**What you need to do:**
Leave the pictures out. Return all other data exactly.

**Information given:**
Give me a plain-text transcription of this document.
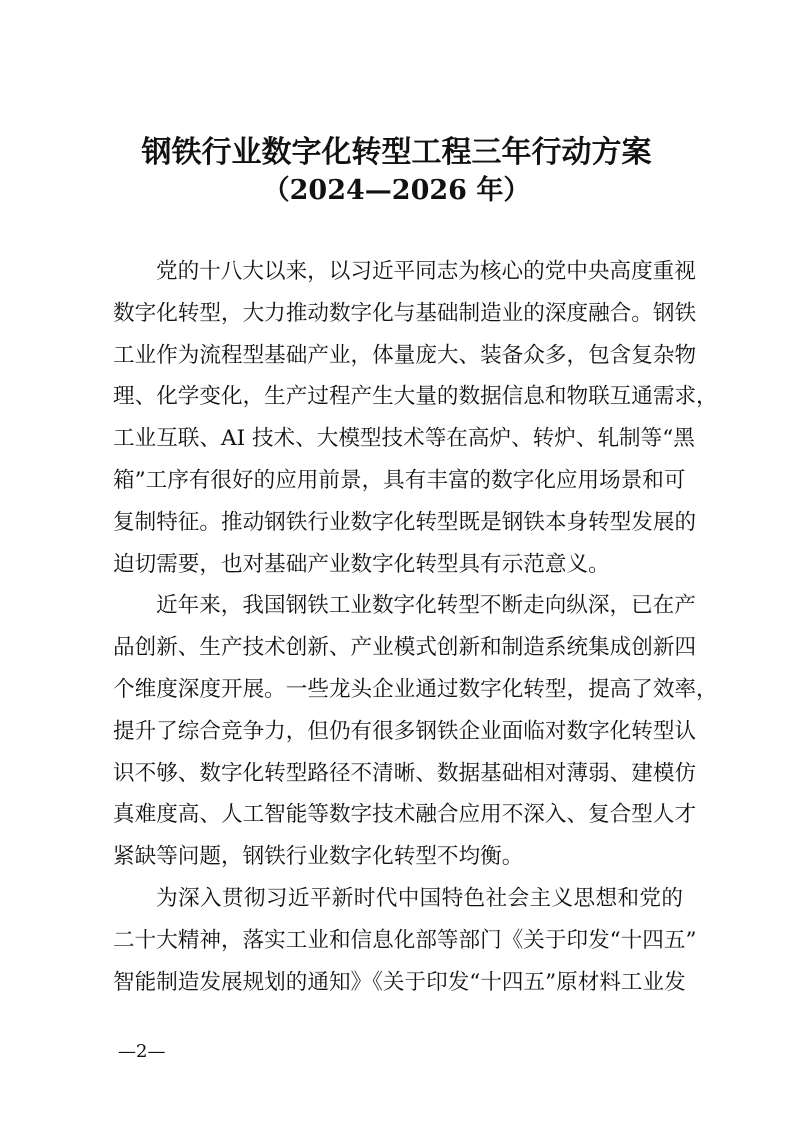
钢铁行业数字化转型工程三年行动方案
（2024—2026 年）
党的十八大以来，以习近平同志为核心的党中央高度重视
数字化转型，大力推动数字化与基础制造业的深度融合。钢铁
工业作为流程型基础产业，体量庞大、装备众多，包含复杂物
理、化学变化，生产过程产生大量的数据信息和物联互通需求，
工业互联、AI 技术、大模型技术等在高炉、转炉、轧制等“黑
箱”工序有很好的应用前景，具有丰富的数字化应用场景和可
复制特征。推动钢铁行业数字化转型既是钢铁本身转型发展的
迫切需要，也对基础产业数字化转型具有示范意义。
近年来，我国钢铁工业数字化转型不断走向纵深，已在产
品创新、生产技术创新、产业模式创新和制造系统集成创新四
个维度深度开展。一些龙头企业通过数字化转型，提高了效率，
提升了综合竞争力，但仍有很多钢铁企业面临对数字化转型认
识不够、数字化转型路径不清晰、数据基础相对薄弱、建模仿
真难度高、人工智能等数字技术融合应用不深入、复合型人才
紧缺等问题，钢铁行业数字化转型不均衡。
为深入贯彻习近平新时代中国特色社会主义思想和党的
二十大精神，落实工业和信息化部等部门《关于印发“十四五”
智能制造发展规划的通知》《关于印发“十四五”原材料工业发
—2—
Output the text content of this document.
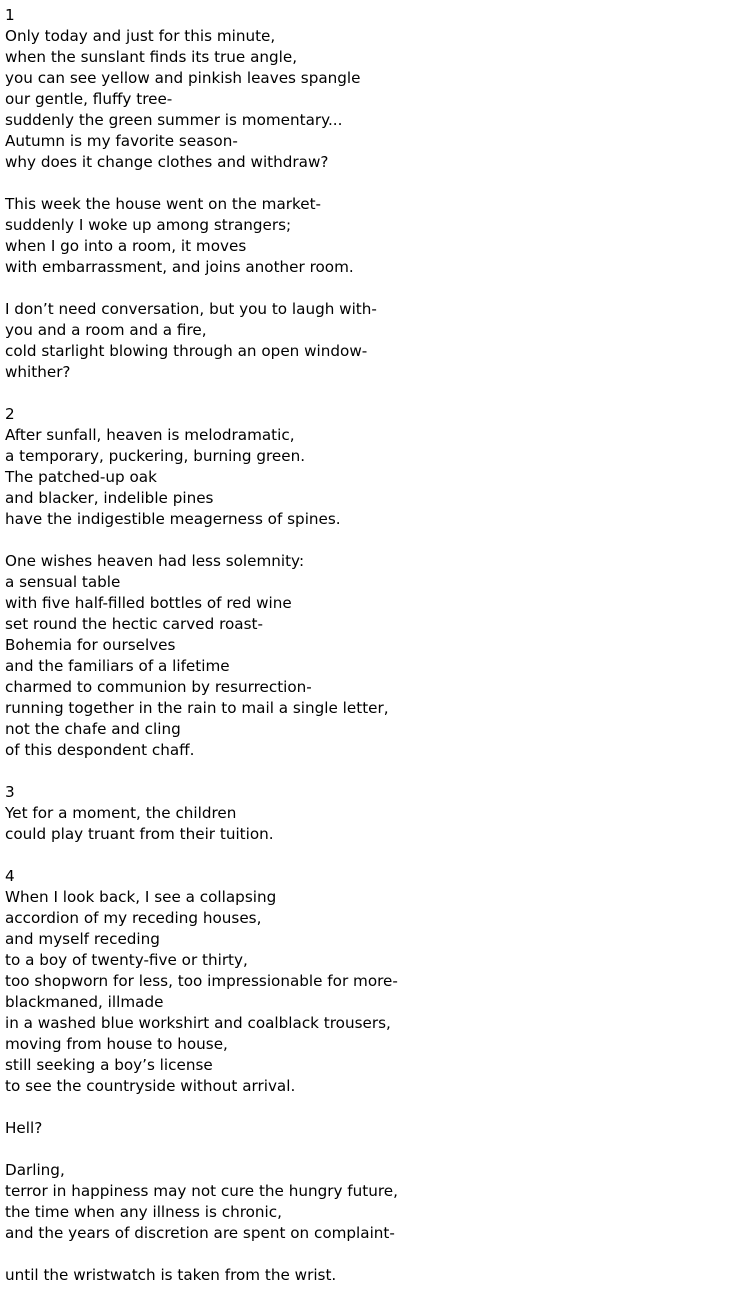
1
Only today and just for this minute,
when the sunslant finds its true angle,
you can see yellow and pinkish leaves spangle
our gentle, fluffy tree-
suddenly the green summer is momentary...
Autumn is my favorite season-
why does it change clothes and withdraw?
This week the house went on the market-
suddenly I woke up among strangers;
when I go into a room, it moves
with embarrassment, and joins another room.
I don’t need conversation, but you to laugh with-
you and a room and a fire,
cold starlight blowing through an open window-
whither?
2
After sunfall, heaven is melodramatic,
a temporary, puckering, burning green.
The patched-up oak
and blacker, indelible pines
have the indigestible meagerness of spines.
One wishes heaven had less solemnity:
a sensual table
with five half-filled bottles of red wine
set round the hectic carved roast-
Bohemia for ourselves
and the familiars of a lifetime
charmed to communion by resurrection-
running together in the rain to mail a single letter,
not the chafe and cling
of this despondent chaff.
3
Yet for a moment, the children
could play truant from their tuition.
4
When I look back, I see a collapsing
accordion of my receding houses,
and myself receding
to a boy of twenty-five or thirty,
too shopworn for less, too impressionable for more-
blackmaned, illmade
in a washed blue workshirt and coalblack trousers,
moving from house to house,
still seeking a boy’s license
to see the countryside without arrival.
Hell?
Darling,
terror in happiness may not cure the hungry future,
the time when any illness is chronic,
and the years of discretion are spent on complaint-
until the wristwatch is taken from the wrist.
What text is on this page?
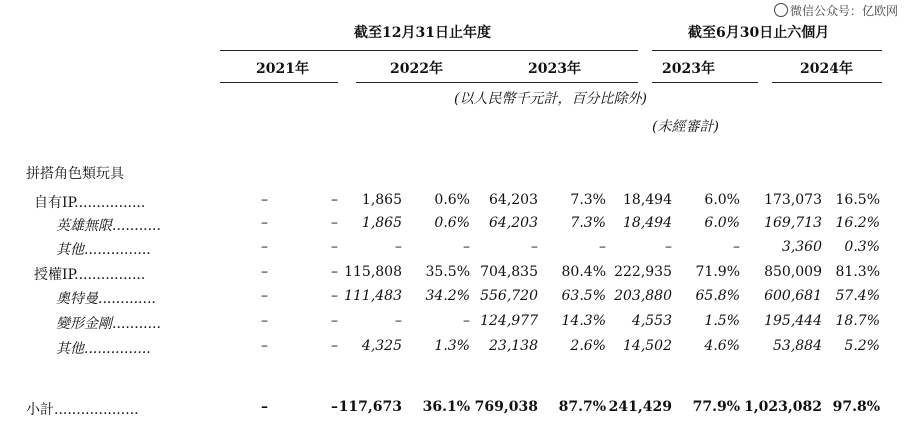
微信公众号：亿欧网
截至12月31日止年度	截至6月30日止六個月
2021年	2022年	2023年	2023年	2024年
(以人民幣千元計，百分比除外)
(未經審計)
拼搭角色類玩具
自有IP................	–	– 1,865 0.6% 64,203 7.3% 18,494 6.0% 173,073 16.5%
英雄無限...........	–	– 1,865 0.6% 64,203 7.3% 18,494 6.0% 169,713 16.2%
其他...............	–	–	–	–	–	–	–	–	3,360 0.3%
授權IP................	–	– 115,808 35.5% 704,835 80.4% 222,935 71.9% 850,009 81.3%
奧特曼.............	–	– 111,483 34.2% 556,720 63.5% 203,880 65.8% 600,681 57.4%
變形金剛...........	–	–	–	– 124,977 14.3% 4,553 1.5% 195,444 18.7%
其他...............	–	– 4,325 1.3% 23,138 2.6% 14,502 4.6% 53,884 5.2%
小計...................	–	– 117,673 36.1% 769,038 87.7% 241,429 77.9% 1,023,082 97.8%
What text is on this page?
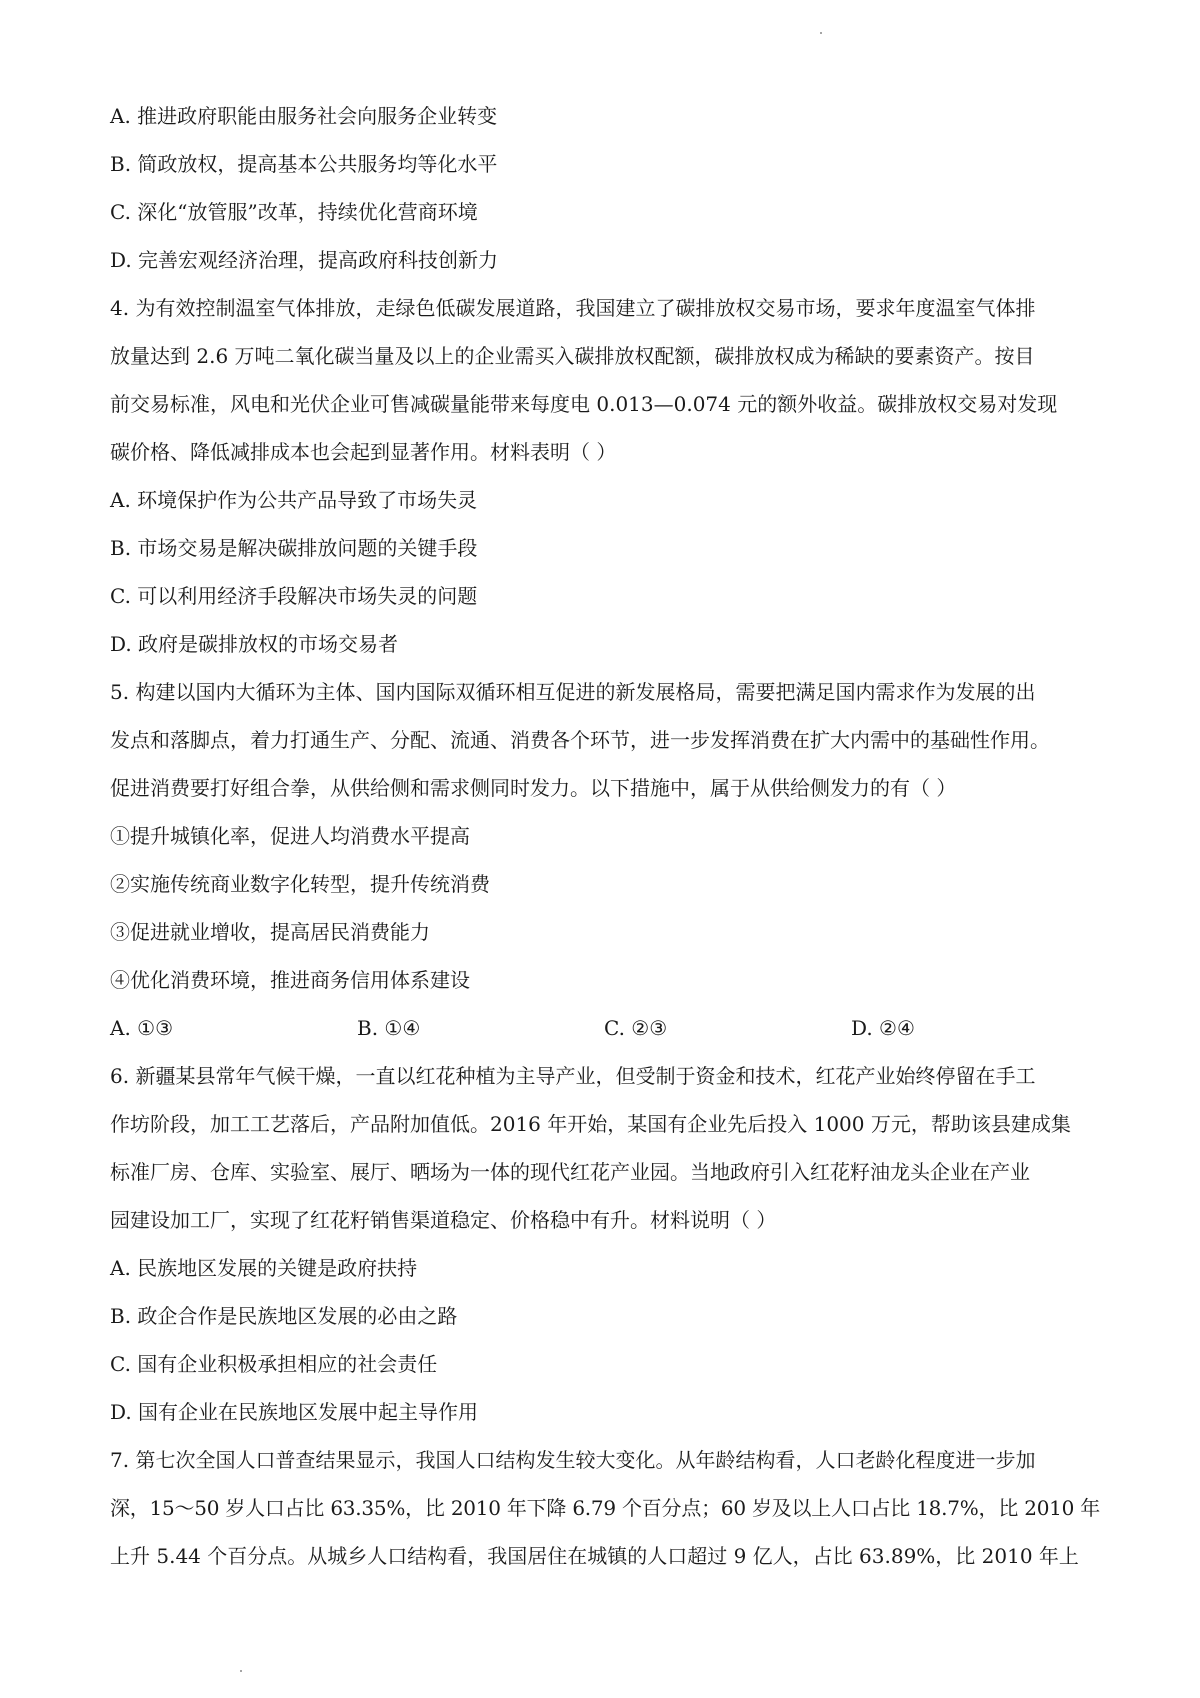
A. 推进政府职能由服务社会向服务企业转变
B. 简政放权，提高基本公共服务均等化水平
C. 深化“放管服”改革，持续优化营商环境
D. 完善宏观经济治理，提高政府科技创新力
4. 为有效控制温室气体排放，走绿色低碳发展道路，我国建立了碳排放权交易市场，要求年度温室气体排
放量达到 2.6 万吨二氧化碳当量及以上的企业需买入碳排放权配额，碳排放权成为稀缺的要素资产。按目
前交易标准，风电和光伏企业可售减碳量能带来每度电 0.013—0.074 元的额外收益。碳排放权交易对发现
碳价格、降低减排成本也会起到显著作用。材料表明（ ）
A. 环境保护作为公共产品导致了市场失灵
B. 市场交易是解决碳排放问题的关键手段
C. 可以利用经济手段解决市场失灵的问题
D. 政府是碳排放权的市场交易者
5. 构建以国内大循环为主体、国内国际双循环相互促进的新发展格局，需要把满足国内需求作为发展的出
发点和落脚点，着力打通生产、分配、流通、消费各个环节，进一步发挥消费在扩大内需中的基础性作用。
促进消费要打好组合拳，从供给侧和需求侧同时发力。以下措施中，属于从供给侧发力的有（ ）
①提升城镇化率，促进人均消费水平提高
②实施传统商业数字化转型，提升传统消费
③促进就业增收，提高居民消费能力
④优化消费环境，推进商务信用体系建设
A. ①③	B. ①④	C. ②③	D. ②④
6. 新疆某县常年气候干燥，一直以红花种植为主导产业，但受制于资金和技术，红花产业始终停留在手工
作坊阶段，加工工艺落后，产品附加值低。2016 年开始，某国有企业先后投入 1000 万元，帮助该县建成集
标准厂房、仓库、实验室、展厅、晒场为一体的现代红花产业园。当地政府引入红花籽油龙头企业在产业
园建设加工厂，实现了红花籽销售渠道稳定、价格稳中有升。材料说明（ ）
A. 民族地区发展的关键是政府扶持
B. 政企合作是民族地区发展的必由之路
C. 国有企业积极承担相应的社会责任
D. 国有企业在民族地区发展中起主导作用
7. 第七次全国人口普查结果显示，我国人口结构发生较大变化。从年龄结构看，人口老龄化程度进一步加
深，15～50 岁人口占比 63.35%，比 2010 年下降 6.79 个百分点；60 岁及以上人口占比 18.7%，比 2010 年
上升 5.44 个百分点。从城乡人口结构看，我国居住在城镇的人口超过 9 亿人，占比 63.89%，比 2010 年上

**Written solution:**
Give me a plain-text transcription of this document.
钢铁行业数字化转型工程三年行动方案
（2024—2026 年）
党的十八大以来，以习近平同志为核心的党中央高度重视
数字化转型，大力推动数字化与基础制造业的深度融合。钢铁
工业作为流程型基础产业，体量庞大、装备众多，包含复杂物
理、化学变化，生产过程产生大量的数据信息和物联互通需求，
工业互联、AI 技术、大模型技术等在高炉、转炉、轧制等“黑
箱”工序有很好的应用前景，具有丰富的数字化应用场景和可
复制特征。推动钢铁行业数字化转型既是钢铁本身转型发展的
迫切需要，也对基础产业数字化转型具有示范意义。
近年来，我国钢铁工业数字化转型不断走向纵深，已在产
品创新、生产技术创新、产业模式创新和制造系统集成创新四
个维度深度开展。一些龙头企业通过数字化转型，提高了效率，
提升了综合竞争力，但仍有很多钢铁企业面临对数字化转型认
识不够、数字化转型路径不清晰、数据基础相对薄弱、建模仿
真难度高、人工智能等数字技术融合应用不深入、复合型人才
紧缺等问题，钢铁行业数字化转型不均衡。
为深入贯彻习近平新时代中国特色社会主义思想和党的
二十大精神，落实工业和信息化部等部门《关于印发“十四五”
智能制造发展规划的通知》《关于印发“十四五”原材料工业发
—2—
Output the text content of this document.
1
Only today and just for this minute,
when the sunslant finds its true angle,
you can see yellow and pinkish leaves spangle
our gentle, fluffy tree-
suddenly the green summer is momentary...
Autumn is my favorite season-
why does it change clothes and withdraw?
This week the house went on the market-
suddenly I woke up among strangers;
when I go into a room, it moves
with embarrassment, and joins another room.
I don’t need conversation, but you to laugh with-
you and a room and a fire,
cold starlight blowing through an open window-
whither?
2
After sunfall, heaven is melodramatic,
a temporary, puckering, burning green.
The patched-up oak
and blacker, indelible pines
have the indigestible meagerness of spines.
One wishes heaven had less solemnity:
a sensual table
with five half-filled bottles of red wine
set round the hectic carved roast-
Bohemia for ourselves
and the familiars of a lifetime
charmed to communion by resurrection-
running together in the rain to mail a single letter,
not the chafe and cling
of this despondent chaff.
3
Yet for a moment, the children
could play truant from their tuition.
4
When I look back, I see a collapsing
accordion of my receding houses,
and myself receding
to a boy of twenty-five or thirty,
too shopworn for less, too impressionable for more-
blackmaned, illmade
in a washed blue workshirt and coalblack trousers,
moving from house to house,
still seeking a boy’s license
to see the countryside without arrival.
Hell?
Darling,
terror in happiness may not cure the hungry future,
the time when any illness is chronic,
and the years of discretion are spent on complaint-
until the wristwatch is taken from the wrist.
What text is on this page?
微信公众号：亿欧网
截至12月31日止年度	截至6月30日止六個月
2021年	2022年	2023年	2023年	2024年
(以人民幣千元計，百分比除外)
(未經審計)
拼搭角色類玩具
自有IP................	–	– 1,865 0.6% 64,203 7.3% 18,494 6.0% 173,073 16.5%
英雄無限...........	–	– 1,865 0.6% 64,203 7.3% 18,494 6.0% 169,713 16.2%
其他...............	–	–	–	–	–	–	–	–	3,360 0.3%
授權IP................	–	– 115,808 35.5% 704,835 80.4% 222,935 71.9% 850,009 81.3%
奧特曼.............	–	– 111,483 34.2% 556,720 63.5% 203,880 65.8% 600,681 57.4%
變形金剛...........	–	–	–	– 124,977 14.3% 4,553 1.5% 195,444 18.7%
其他...............	–	– 4,325 1.3% 23,138 2.6% 14,502 4.6% 53,884 5.2%
小計...................	–	– 117,673 36.1% 769,038 87.7% 241,429 77.9% 1,023,082 97.8%
What text is on this page?
A. 推进政府职能由服务社会向服务企业转变
B. 简政放权，提高基本公共服务均等化水平
C. 深化“放管服”改革，持续优化营商环境
D. 完善宏观经济治理，提高政府科技创新力
4. 为有效控制温室气体排放，走绿色低碳发展道路，我国建立了碳排放权交易市场，要求年度温室气体排
放量达到 2.6 万吨二氧化碳当量及以上的企业需买入碳排放权配额，碳排放权成为稀缺的要素资产。按目
前交易标准，风电和光伏企业可售减碳量能带来每度电 0.013—0.074 元的额外收益。碳排放权交易对发现
碳价格、降低减排成本也会起到显著作用。材料表明（ ）
A. 环境保护作为公共产品导致了市场失灵
B. 市场交易是解决碳排放问题的关键手段
C. 可以利用经济手段解决市场失灵的问题
D. 政府是碳排放权的市场交易者
5. 构建以国内大循环为主体、国内国际双循环相互促进的新发展格局，需要把满足国内需求作为发展的出
发点和落脚点，着力打通生产、分配、流通、消费各个环节，进一步发挥消费在扩大内需中的基础性作用。
促进消费要打好组合拳，从供给侧和需求侧同时发力。以下措施中，属于从供给侧发力的有（ ）
①提升城镇化率，促进人均消费水平提高
②实施传统商业数字化转型，提升传统消费
③促进就业增收，提高居民消费能力
④优化消费环境，推进商务信用体系建设
A. ①③	B. ①④	C. ②③	D. ②④
6. 新疆某县常年气候干燥，一直以红花种植为主导产业，但受制于资金和技术，红花产业始终停留在手工
作坊阶段，加工工艺落后，产品附加值低。2016 年开始，某国有企业先后投入 1000 万元，帮助该县建成集
标准厂房、仓库、实验室、展厅、晒场为一体的现代红花产业园。当地政府引入红花籽油龙头企业在产业
园建设加工厂，实现了红花籽销售渠道稳定、价格稳中有升。材料说明（ ）
A. 民族地区发展的关键是政府扶持
B. 政企合作是民族地区发展的必由之路
C. 国有企业积极承担相应的社会责任
D. 国有企业在民族地区发展中起主导作用
7. 第七次全国人口普查结果显示，我国人口结构发生较大变化。从年龄结构看，人口老龄化程度进一步加
深，15～50 岁人口占比 63.35%，比 2010 年下降 6.79 个百分点；60 岁及以上人口占比 18.7%，比 2010 年
上升 5.44 个百分点。从城乡人口结构看，我国居住在城镇的人口超过 9 亿人，占比 63.89%，比 2010 年上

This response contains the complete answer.